PROBLEM:
All of the lines below are to be printed again exactly; images are excluded from the output.

(Excerpt from a dataset)
******************************

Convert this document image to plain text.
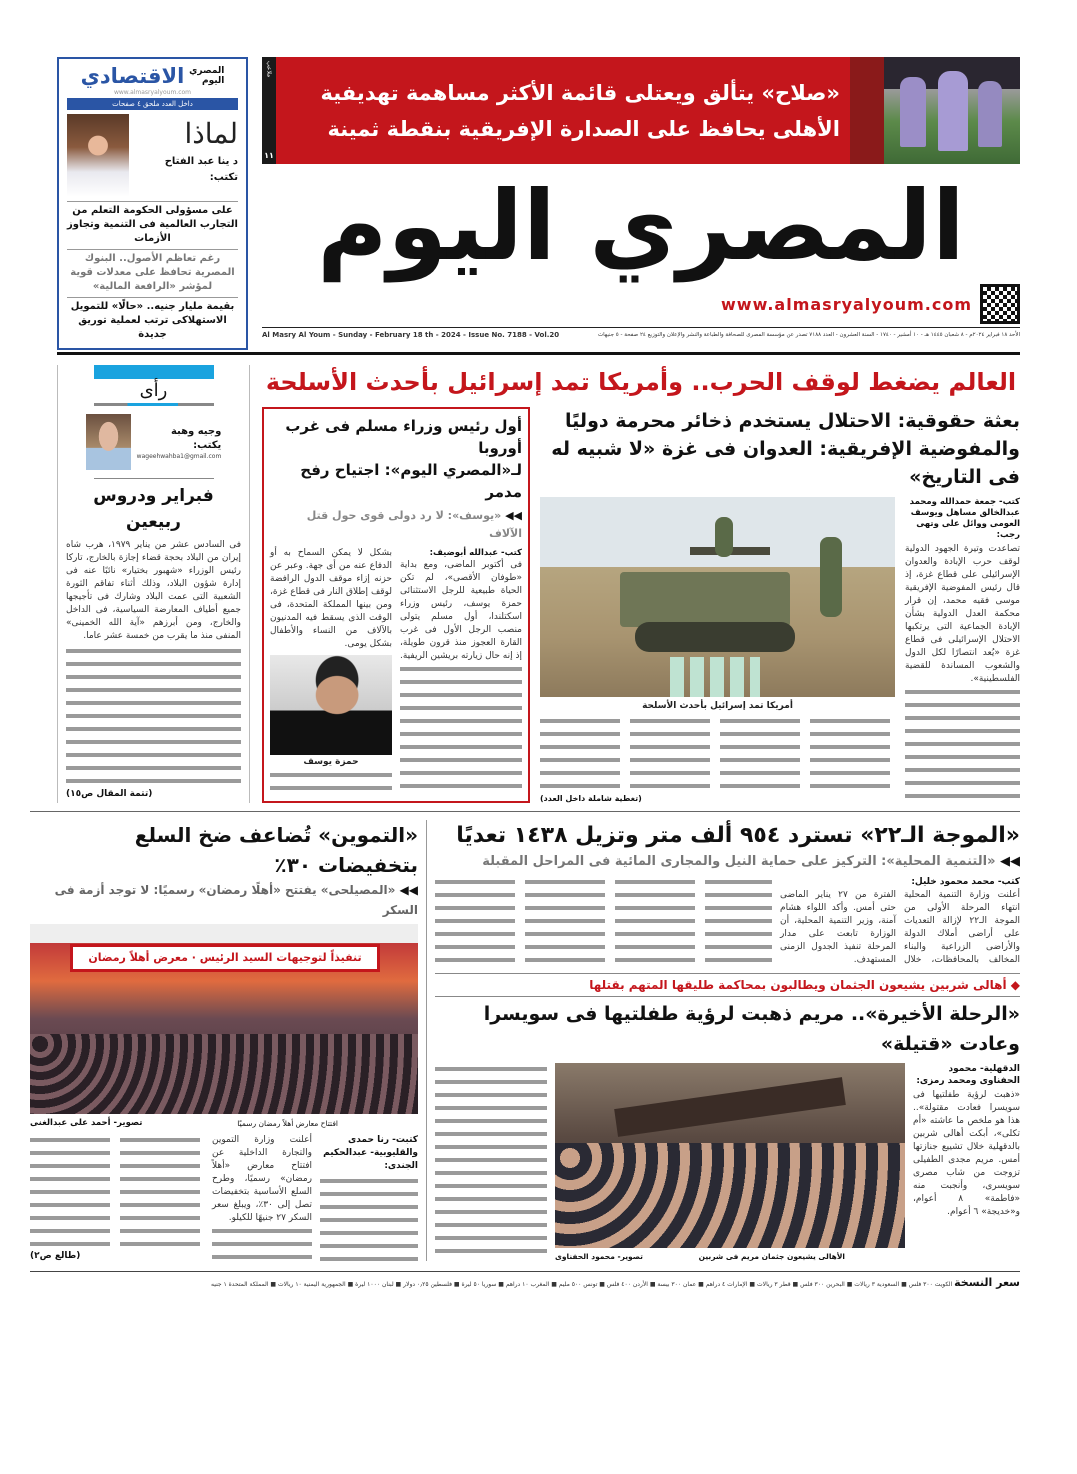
الاقتصادي المصري اليوم
www.almasryalyoum.com
داخل العدد ملحق ٤ صفحات
لماذا
د ينا عبد الفتاح
تكتب:
على مسؤولى الحكومة التعلم من التجارب العالمية فى التنمية وتجاوز الأزمات
رغم تعاظم الأصول.. البنوك المصرية تحافظ على معدلات قوية لمؤشر «الرافعة المالية»
بقيمة مليار جنيه.. «حالًا» للتمويل الاستهلاكى ترتب لعملية توريق جديدة
ملاعب
١١
«صلاح» يتألق ويعتلى قائمة الأكثر مساهمة تهديفية
الأهلى يحافظ على الصدارة الإفريقية بنقطة ثمينة
المصري اليوم
www.almasryalyoum.com
Al Masry Al Youm - Sunday - February 18 th - 2024 - Issue No. 7188 - Vol.20	الأحد ١٨ فبراير ٢٠٢٤م - ٨ شعبان ١٤٤٥ هـ - ١٠ أمشير - ١٧٤٠ - السنة العشرون - العدد ٧١٨٨ تصدر عن مؤسسة المصرى للصحافة والطباعة والنشر والإعلان والتوزيع ٢٤ صفحة - ٥ جنيهات
رأى
وجيه وهبة
يكتب:
wageehwahba1@gmail.com
فبراير ودروس ربيعين
فى السادس عشر من يناير ١٩٧٩، هرب شاه إيران من البلاد بحجة قضاء إجازة بالخارج، تاركا رئيس الوزراء «شهبور بختيار» نائبًا عنه فى إدارة شؤون البلاد، وذلك أثناء تفاقم الثورة الشعبية التى عمت البلاد وشارك فى تأجيجها جميع أطياف المعارضة السياسية، فى الداخل والخارج، ومن أبرزهم «آية الله الخمينى» المنفى منذ ما يقرب من خمسة عشر عاما.
(تتمة المقال ص١٥)
العالم يضغط لوقف الحرب.. وأمريكا تمد إسرائيل بأحدث الأسلحة
أول رئيس وزراء مسلم فى غرب أوروبا
لـ«المصري اليوم»: اجتياح رفح مدمر
◀◀ «يوسف»: لا رد دولى قوى حول قتل الآلاف
بشكل لا يمكن السماح به أو الدفاع عنه من أى جهة. وعبر عن حزنه إزاء موقف الدول الرافضة لوقف إطلاق النار فى قطاع غزة، ومن بينها المملكة المتحدة، فى الوقت الذى يسقط فيه المدنيون بالآلاف من النساء والأطفال بشكل يومى.
حمزة يوسف
كتب- عبدالله أبوضيف:
فى أكتوبر الماضى، ومع بداية «طوفان الأقصى»، لم تكن الحياة طبيعية للرجل الاستثنائى حمزة يوسف، رئيس وزراء اسكتلندا، أول مسلم يتولى منصب الرجل الأول فى غرب القارة العجوز منذ قرون طويلة، إذ إنه حال زيارته بريشين الريفية.
بعثة حقوقية: الاحتلال يستخدم ذخائر محرمة دوليًا
والمفوضية الإفريقية: العدوان فى غزة «لا شبيه له فى التاريخ»
أمريكا تمد إسرائيل بأحدث الأسلحة
(تغطية شاملة داخل العدد)
كتب- جمعة حمدالله ومحمد عبدالخالق مساهل ويوسف العومى ووائل على وتهى رجب:
تصاعدت وتيرة الجهود الدولية لوقف حرب الإبادة والعدوان الإسرائيلى على قطاع غزة، إذ قال رئيس المفوضية الإفريقية موسى فقيه محمد، إن قرار محكمة العدل الدولية بشأن الإبادة الجماعية التى يرتكبها الاحتلال الإسرائيلى فى قطاع غزة «يُعد انتصارًا لكل الدول والشعوب المساندة للقضية الفلسطينية».
«التموين» تُضاعف ضخ السلع بتخفيضات ٣٠٪
◀◀ «المصيلحى» يفتتح «أهلًا رمضان» رسميًا: لا توجد أزمة فى السكر
تنفيذاً لتوجيهات السيد الرئيس · معرض أهلاً رمضان
تصوير- أحمد على عبدالغنى	افتتاح معارض أهلاً رمضان رسميًا
(طالع ص٢)
أعلنت وزارة التموين والتجارة الداخلية عن افتتاح معارض «أهلاً رمضان» رسميًا، وطرح السلع الأساسية بتخفيضات تصل إلى ٣٠٪، ويبلغ سعر السكر ٢٧ جنيهًا للكيلو.
كتبت- رنا حمدى والقليوبية- عبدالحكيم الجندى:
«الموجة الـ٢٢» تسترد ٩٥٤ ألف متر وتزيل ١٤٣٨ تعديًا
◀◀ «التنمية المحلية»: التركيز على حماية النيل والمجارى المائية فى المراحل المقبلة
كتب- محمد محمود خليل:
أعلنت وزارة التنمية المحلية انتهاء المرحلة الأولى من الموجة الـ٢٢ لإزالة التعديات على أراضى أملاك الدولة والأراضى الزراعية والبناء المخالف بالمحافظات، خلال الفترة من ٢٧ يناير الماضى حتى أمس. وأكد اللواء هشام آمنة، وزير التنمية المحلية، أن الوزارة تابعت على مدار المرحلة تنفيذ الجدول الزمنى المستهدف.
◆ أهالى شربين يشيعون الجثمان ويطالبون بمحاكمة طليقها المتهم بقتلها
«الرحلة الأخيرة».. مريم ذهبت لرؤية طفلتيها فى سويسرا وعادت «قتيلة»
تصوير- محمود الحفناوى	الأهالى يشيعون جثمان مريم فى شربين
الدقهلية- محمود الحفناوى ومحمد رمزى:
«ذهبت لرؤية طفلتيها فى سويسرا فعادت مقتولة».. هذا هو ملخص ما عاشته «أم تكلى»، أبكت أهالى شربين بالدقهلية خلال تشييع جنازتها أمس. مريم مجدى الطفيلى تزوجت من شاب مصرى سويسرى، وأنجبت منه «فاطمة» ٨ أعوام، و«خديجة» ٦ أعوام.
سعر النسخة الكويت ٣٠٠ فلس ■ السعودية ٣ ريالات ■ البحرين ٣٠٠ فلس ■ قطر ٣ ريالات ■ الإمارات ٤ دراهم ■ عمان ٣٠٠ بيسة ■ الأردن ٤٠٠ فلس ■ تونس ٥٠٠ مليم ■ المغرب ١٠ دراهم ■ سوريا ٥٠ ليرة ■ فلسطين ٠٫٢٥ دولار ■ لبنان ١٠٠٠ ليرة ■ الجمهورية اليمنية ١٠ ريالات ■ المملكة المتحدة ١ جنيه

******************************

SOLUTION TO THIS EXERCISE:
Convert this document image to plain text.
الاقتصادي المصري اليوم
www.almasryalyoum.com
داخل العدد ملحق ٤ صفحات
لماذا
د ينا عبد الفتاح
تكتب:
على مسؤولى الحكومة التعلم من التجارب العالمية فى التنمية وتجاوز الأزمات
رغم تعاظم الأصول.. البنوك المصرية تحافظ على معدلات قوية لمؤشر «الرافعة المالية»
بقيمة مليار جنيه.. «حالًا» للتمويل الاستهلاكى ترتب لعملية توريق جديدة
ملاعب
١١
«صلاح» يتألق ويعتلى قائمة الأكثر مساهمة تهديفية
الأهلى يحافظ على الصدارة الإفريقية بنقطة ثمينة
المصري اليوم
www.almasryalyoum.com
Al Masry Al Youm - Sunday - February 18 th - 2024 - Issue No. 7188 - Vol.20	الأحد ١٨ فبراير ٢٠٢٤م - ٨ شعبان ١٤٤٥ هـ - ١٠ أمشير - ١٧٤٠ - السنة العشرون - العدد ٧١٨٨ تصدر عن مؤسسة المصرى للصحافة والطباعة والنشر والإعلان والتوزيع ٢٤ صفحة - ٥ جنيهات
رأى
وجيه وهبة
يكتب:
wageehwahba1@gmail.com
فبراير ودروس ربيعين
فى السادس عشر من يناير ١٩٧٩، هرب شاه إيران من البلاد بحجة قضاء إجازة بالخارج، تاركا رئيس الوزراء «شهبور بختيار» نائبًا عنه فى إدارة شؤون البلاد، وذلك أثناء تفاقم الثورة الشعبية التى عمت البلاد وشارك فى تأجيجها جميع أطياف المعارضة السياسية، فى الداخل والخارج، ومن أبرزهم «آية الله الخمينى» المنفى منذ ما يقرب من خمسة عشر عاما.
(تتمة المقال ص١٥)
العالم يضغط لوقف الحرب.. وأمريكا تمد إسرائيل بأحدث الأسلحة
أول رئيس وزراء مسلم فى غرب أوروبا
لـ«المصري اليوم»: اجتياح رفح مدمر
◀◀ «يوسف»: لا رد دولى قوى حول قتل الآلاف
بشكل لا يمكن السماح به أو الدفاع عنه من أى جهة. وعبر عن حزنه إزاء موقف الدول الرافضة لوقف إطلاق النار فى قطاع غزة، ومن بينها المملكة المتحدة، فى الوقت الذى يسقط فيه المدنيون بالآلاف من النساء والأطفال بشكل يومى.
حمزة يوسف
كتب- عبدالله أبوضيف:
فى أكتوبر الماضى، ومع بداية «طوفان الأقصى»، لم تكن الحياة طبيعية للرجل الاستثنائى حمزة يوسف، رئيس وزراء اسكتلندا، أول مسلم يتولى منصب الرجل الأول فى غرب القارة العجوز منذ قرون طويلة، إذ إنه حال زيارته بريشين الريفية.
بعثة حقوقية: الاحتلال يستخدم ذخائر محرمة دوليًا
والمفوضية الإفريقية: العدوان فى غزة «لا شبيه له فى التاريخ»
أمريكا تمد إسرائيل بأحدث الأسلحة
(تغطية شاملة داخل العدد)
كتب- جمعة حمدالله ومحمد عبدالخالق مساهل ويوسف العومى ووائل على وتهى رجب:
تصاعدت وتيرة الجهود الدولية لوقف حرب الإبادة والعدوان الإسرائيلى على قطاع غزة، إذ قال رئيس المفوضية الإفريقية موسى فقيه محمد، إن قرار محكمة العدل الدولية بشأن الإبادة الجماعية التى يرتكبها الاحتلال الإسرائيلى فى قطاع غزة «يُعد انتصارًا لكل الدول والشعوب المساندة للقضية الفلسطينية».
«التموين» تُضاعف ضخ السلع بتخفيضات ٣٠٪
◀◀ «المصيلحى» يفتتح «أهلًا رمضان» رسميًا: لا توجد أزمة فى السكر
تنفيذاً لتوجيهات السيد الرئيس · معرض أهلاً رمضان
تصوير- أحمد على عبدالغنى	افتتاح معارض أهلاً رمضان رسميًا
(طالع ص٢)
أعلنت وزارة التموين والتجارة الداخلية عن افتتاح معارض «أهلاً رمضان» رسميًا، وطرح السلع الأساسية بتخفيضات تصل إلى ٣٠٪، ويبلغ سعر السكر ٢٧ جنيهًا للكيلو.
كتبت- رنا حمدى والقليوبية- عبدالحكيم الجندى:
«الموجة الـ٢٢» تسترد ٩٥٤ ألف متر وتزيل ١٤٣٨ تعديًا
◀◀ «التنمية المحلية»: التركيز على حماية النيل والمجارى المائية فى المراحل المقبلة
كتب- محمد محمود خليل:
أعلنت وزارة التنمية المحلية انتهاء المرحلة الأولى من الموجة الـ٢٢ لإزالة التعديات على أراضى أملاك الدولة والأراضى الزراعية والبناء المخالف بالمحافظات، خلال الفترة من ٢٧ يناير الماضى حتى أمس. وأكد اللواء هشام آمنة، وزير التنمية المحلية، أن الوزارة تابعت على مدار المرحلة تنفيذ الجدول الزمنى المستهدف.
◆ أهالى شربين يشيعون الجثمان ويطالبون بمحاكمة طليقها المتهم بقتلها
«الرحلة الأخيرة».. مريم ذهبت لرؤية طفلتيها فى سويسرا وعادت «قتيلة»
تصوير- محمود الحفناوى	الأهالى يشيعون جثمان مريم فى شربين
الدقهلية- محمود الحفناوى ومحمد رمزى:
«ذهبت لرؤية طفلتيها فى سويسرا فعادت مقتولة».. هذا هو ملخص ما عاشته «أم تكلى»، أبكت أهالى شربين بالدقهلية خلال تشييع جنازتها أمس. مريم مجدى الطفيلى تزوجت من شاب مصرى سويسرى، وأنجبت منه «فاطمة» ٨ أعوام، و«خديجة» ٦ أعوام.
سعر النسخة الكويت ٣٠٠ فلس ■ السعودية ٣ ريالات ■ البحرين ٣٠٠ فلس ■ قطر ٣ ريالات ■ الإمارات ٤ دراهم ■ عمان ٣٠٠ بيسة ■ الأردن ٤٠٠ فلس ■ تونس ٥٠٠ مليم ■ المغرب ١٠ دراهم ■ سوريا ٥٠ ليرة ■ فلسطين ٠٫٢٥ دولار ■ لبنان ١٠٠٠ ليرة ■ الجمهورية اليمنية ١٠ ريالات ■ المملكة المتحدة ١ جنيه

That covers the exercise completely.